▶ **Task details**
Pick out each line containing the string "Elétrica".

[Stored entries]
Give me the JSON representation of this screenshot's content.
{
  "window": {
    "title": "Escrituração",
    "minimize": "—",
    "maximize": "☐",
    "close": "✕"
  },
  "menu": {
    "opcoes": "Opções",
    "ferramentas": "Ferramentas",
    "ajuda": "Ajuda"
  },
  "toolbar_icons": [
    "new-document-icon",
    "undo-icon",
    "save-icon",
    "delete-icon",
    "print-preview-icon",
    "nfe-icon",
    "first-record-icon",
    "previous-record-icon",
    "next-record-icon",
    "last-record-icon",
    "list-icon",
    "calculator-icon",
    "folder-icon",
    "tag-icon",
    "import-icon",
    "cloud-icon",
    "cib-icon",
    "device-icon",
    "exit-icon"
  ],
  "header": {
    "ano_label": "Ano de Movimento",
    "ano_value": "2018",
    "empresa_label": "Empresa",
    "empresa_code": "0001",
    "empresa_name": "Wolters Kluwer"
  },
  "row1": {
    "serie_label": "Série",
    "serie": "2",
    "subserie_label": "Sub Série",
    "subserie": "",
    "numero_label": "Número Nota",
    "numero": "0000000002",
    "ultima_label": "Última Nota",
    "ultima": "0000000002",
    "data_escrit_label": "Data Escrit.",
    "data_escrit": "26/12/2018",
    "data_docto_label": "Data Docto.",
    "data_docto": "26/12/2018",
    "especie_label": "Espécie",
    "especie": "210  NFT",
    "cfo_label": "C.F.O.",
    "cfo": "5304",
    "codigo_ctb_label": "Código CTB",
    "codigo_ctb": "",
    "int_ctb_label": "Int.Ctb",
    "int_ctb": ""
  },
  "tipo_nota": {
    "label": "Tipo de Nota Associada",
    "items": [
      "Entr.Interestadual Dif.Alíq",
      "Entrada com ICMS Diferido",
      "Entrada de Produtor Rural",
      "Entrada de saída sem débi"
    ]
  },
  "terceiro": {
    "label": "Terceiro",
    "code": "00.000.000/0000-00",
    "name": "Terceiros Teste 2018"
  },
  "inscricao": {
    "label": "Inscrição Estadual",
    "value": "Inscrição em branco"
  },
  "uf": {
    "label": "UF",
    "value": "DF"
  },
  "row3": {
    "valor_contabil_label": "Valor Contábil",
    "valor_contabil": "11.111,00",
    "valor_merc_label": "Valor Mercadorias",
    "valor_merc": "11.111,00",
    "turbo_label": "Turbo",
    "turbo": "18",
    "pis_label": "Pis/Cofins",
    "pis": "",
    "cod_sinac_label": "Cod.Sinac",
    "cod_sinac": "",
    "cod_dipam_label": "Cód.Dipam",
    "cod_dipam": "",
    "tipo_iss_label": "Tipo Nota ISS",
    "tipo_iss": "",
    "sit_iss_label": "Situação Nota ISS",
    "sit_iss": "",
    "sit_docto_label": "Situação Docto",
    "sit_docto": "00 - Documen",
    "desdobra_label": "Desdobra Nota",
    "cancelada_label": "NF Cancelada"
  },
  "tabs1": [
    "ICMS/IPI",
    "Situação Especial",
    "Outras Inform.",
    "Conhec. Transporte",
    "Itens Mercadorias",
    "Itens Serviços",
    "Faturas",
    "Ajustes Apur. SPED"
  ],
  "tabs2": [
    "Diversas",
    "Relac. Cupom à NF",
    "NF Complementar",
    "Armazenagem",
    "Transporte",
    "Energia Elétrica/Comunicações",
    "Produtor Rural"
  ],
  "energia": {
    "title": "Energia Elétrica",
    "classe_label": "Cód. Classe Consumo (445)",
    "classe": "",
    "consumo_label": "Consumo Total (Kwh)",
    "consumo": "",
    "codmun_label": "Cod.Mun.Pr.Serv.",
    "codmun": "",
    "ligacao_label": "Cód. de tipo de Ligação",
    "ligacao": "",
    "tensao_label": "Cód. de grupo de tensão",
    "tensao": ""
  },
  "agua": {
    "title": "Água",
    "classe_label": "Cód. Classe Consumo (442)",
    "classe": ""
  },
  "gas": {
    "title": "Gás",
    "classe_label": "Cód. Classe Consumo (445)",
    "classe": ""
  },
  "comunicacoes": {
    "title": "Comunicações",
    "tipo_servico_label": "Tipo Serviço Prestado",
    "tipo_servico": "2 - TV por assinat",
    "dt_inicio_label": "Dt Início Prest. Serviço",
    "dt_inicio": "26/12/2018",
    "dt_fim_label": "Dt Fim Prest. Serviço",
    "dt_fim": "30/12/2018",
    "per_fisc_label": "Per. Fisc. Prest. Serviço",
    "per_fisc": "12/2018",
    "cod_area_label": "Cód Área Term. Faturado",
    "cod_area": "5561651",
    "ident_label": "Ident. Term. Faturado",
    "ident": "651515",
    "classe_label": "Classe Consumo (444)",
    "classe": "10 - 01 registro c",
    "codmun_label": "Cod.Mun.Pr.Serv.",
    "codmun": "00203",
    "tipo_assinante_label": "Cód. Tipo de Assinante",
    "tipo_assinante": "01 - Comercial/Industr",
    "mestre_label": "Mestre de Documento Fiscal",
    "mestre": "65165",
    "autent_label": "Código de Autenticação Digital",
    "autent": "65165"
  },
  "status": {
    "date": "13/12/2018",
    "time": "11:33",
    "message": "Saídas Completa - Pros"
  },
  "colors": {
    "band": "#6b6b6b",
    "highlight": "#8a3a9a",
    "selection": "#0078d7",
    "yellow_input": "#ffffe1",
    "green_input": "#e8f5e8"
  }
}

▶ **Solved problem**
    "Energia Elétrica/Comunicações",
    "title": "Energia Elétrica",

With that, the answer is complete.